::: Source records :::

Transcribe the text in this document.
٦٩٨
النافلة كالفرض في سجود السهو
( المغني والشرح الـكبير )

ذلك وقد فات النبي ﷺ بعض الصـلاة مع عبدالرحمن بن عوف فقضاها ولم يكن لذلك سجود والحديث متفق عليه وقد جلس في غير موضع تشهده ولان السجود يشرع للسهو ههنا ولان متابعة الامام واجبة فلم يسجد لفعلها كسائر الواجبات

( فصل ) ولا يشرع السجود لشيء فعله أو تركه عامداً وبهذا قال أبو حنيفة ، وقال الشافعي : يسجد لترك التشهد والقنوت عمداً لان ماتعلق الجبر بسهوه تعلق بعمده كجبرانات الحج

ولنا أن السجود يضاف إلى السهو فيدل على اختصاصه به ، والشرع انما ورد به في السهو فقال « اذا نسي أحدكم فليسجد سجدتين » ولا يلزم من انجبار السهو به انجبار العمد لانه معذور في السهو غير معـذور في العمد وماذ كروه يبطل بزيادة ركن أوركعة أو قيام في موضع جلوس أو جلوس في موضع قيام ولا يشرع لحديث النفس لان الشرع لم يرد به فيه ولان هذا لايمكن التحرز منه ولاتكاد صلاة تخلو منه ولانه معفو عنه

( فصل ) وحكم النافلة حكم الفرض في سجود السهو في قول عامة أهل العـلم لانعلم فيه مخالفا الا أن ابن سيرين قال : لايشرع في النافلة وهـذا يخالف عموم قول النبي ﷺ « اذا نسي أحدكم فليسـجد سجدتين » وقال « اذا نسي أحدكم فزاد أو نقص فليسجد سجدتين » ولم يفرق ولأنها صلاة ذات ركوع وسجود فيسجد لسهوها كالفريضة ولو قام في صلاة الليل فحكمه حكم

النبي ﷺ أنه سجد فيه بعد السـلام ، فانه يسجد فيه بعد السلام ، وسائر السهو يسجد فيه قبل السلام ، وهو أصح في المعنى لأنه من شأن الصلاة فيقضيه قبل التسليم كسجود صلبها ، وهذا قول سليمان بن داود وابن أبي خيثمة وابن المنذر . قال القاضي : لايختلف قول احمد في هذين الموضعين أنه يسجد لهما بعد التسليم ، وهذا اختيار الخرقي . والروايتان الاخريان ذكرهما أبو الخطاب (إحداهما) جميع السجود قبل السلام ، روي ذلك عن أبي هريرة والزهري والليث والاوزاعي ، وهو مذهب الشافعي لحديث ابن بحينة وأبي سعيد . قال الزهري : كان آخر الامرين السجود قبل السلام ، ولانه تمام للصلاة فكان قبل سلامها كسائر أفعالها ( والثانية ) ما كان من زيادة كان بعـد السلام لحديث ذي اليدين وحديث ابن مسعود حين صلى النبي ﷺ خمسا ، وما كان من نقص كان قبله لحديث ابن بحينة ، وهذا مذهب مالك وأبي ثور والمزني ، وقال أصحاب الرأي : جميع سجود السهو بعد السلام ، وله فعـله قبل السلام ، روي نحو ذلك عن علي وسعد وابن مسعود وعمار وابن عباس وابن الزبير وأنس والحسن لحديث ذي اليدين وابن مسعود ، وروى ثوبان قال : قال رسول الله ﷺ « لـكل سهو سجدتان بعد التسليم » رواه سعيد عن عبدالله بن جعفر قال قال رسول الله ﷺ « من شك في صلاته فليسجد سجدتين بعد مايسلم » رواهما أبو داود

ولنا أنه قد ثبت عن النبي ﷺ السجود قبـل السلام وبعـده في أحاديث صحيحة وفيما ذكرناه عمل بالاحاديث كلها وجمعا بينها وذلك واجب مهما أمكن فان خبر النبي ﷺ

:::

» **Objective**: Using the records above, gather all lines where the string "ولانه" is present.

» **Complete response**:
ولنا أن السجود يضاف إلى السهو فيدل على اختصاصه به ، والشرع انما ورد به في السهو فقال « اذا نسي أحدكم فليسجد سجدتين » ولا يلزم من انجبار السهو به انجبار العمد لانه معذور في السهو غير معـذور في العمد وماذ كروه يبطل بزيادة ركن أوركعة أو قيام في موضع جلوس أو جلوس في موضع قيام ولا يشرع لحديث النفس لان الشرع لم يرد به فيه ولان هذا لايمكن التحرز منه ولاتكاد صلاة تخلو منه ولانه معفو عنه
النبي ﷺ أنه سجد فيه بعد السـلام ، فانه يسجد فيه بعد السلام ، وسائر السهو يسجد فيه قبل السلام ، وهو أصح في المعنى لأنه من شأن الصلاة فيقضيه قبل التسليم كسجود صلبها ، وهذا قول سليمان بن داود وابن أبي خيثمة وابن المنذر . قال القاضي : لايختلف قول احمد في هذين الموضعين أنه يسجد لهما بعد التسليم ، وهذا اختيار الخرقي . والروايتان الاخريان ذكرهما أبو الخطاب (إحداهما) جميع السجود قبل السلام ، روي ذلك عن أبي هريرة والزهري والليث والاوزاعي ، وهو مذهب الشافعي لحديث ابن بحينة وأبي سعيد . قال الزهري : كان آخر الامرين السجود قبل السلام ، ولانه تمام للصلاة فكان قبل سلامها كسائر أفعالها ( والثانية ) ما كان من زيادة كان بعـد السلام لحديث ذي اليدين وحديث ابن مسعود حين صلى النبي ﷺ خمسا ، وما كان من نقص كان قبله لحديث ابن بحينة ، وهذا مذهب مالك وأبي ثور والمزني ، وقال أصحاب الرأي : جميع سجود السهو بعد السلام ، وله فعـله قبل السلام ، روي نحو ذلك عن علي وسعد وابن مسعود وعمار وابن عباس وابن الزبير وأنس والحسن لحديث ذي اليدين وابن مسعود ، وروى ثوبان قال : قال رسول الله ﷺ « لـكل سهو سجدتان بعد التسليم » رواه سعيد عن عبدالله بن جعفر قال قال رسول الله ﷺ « من شك في صلاته فليسجد سجدتين بعد مايسلم » رواهما أبو داود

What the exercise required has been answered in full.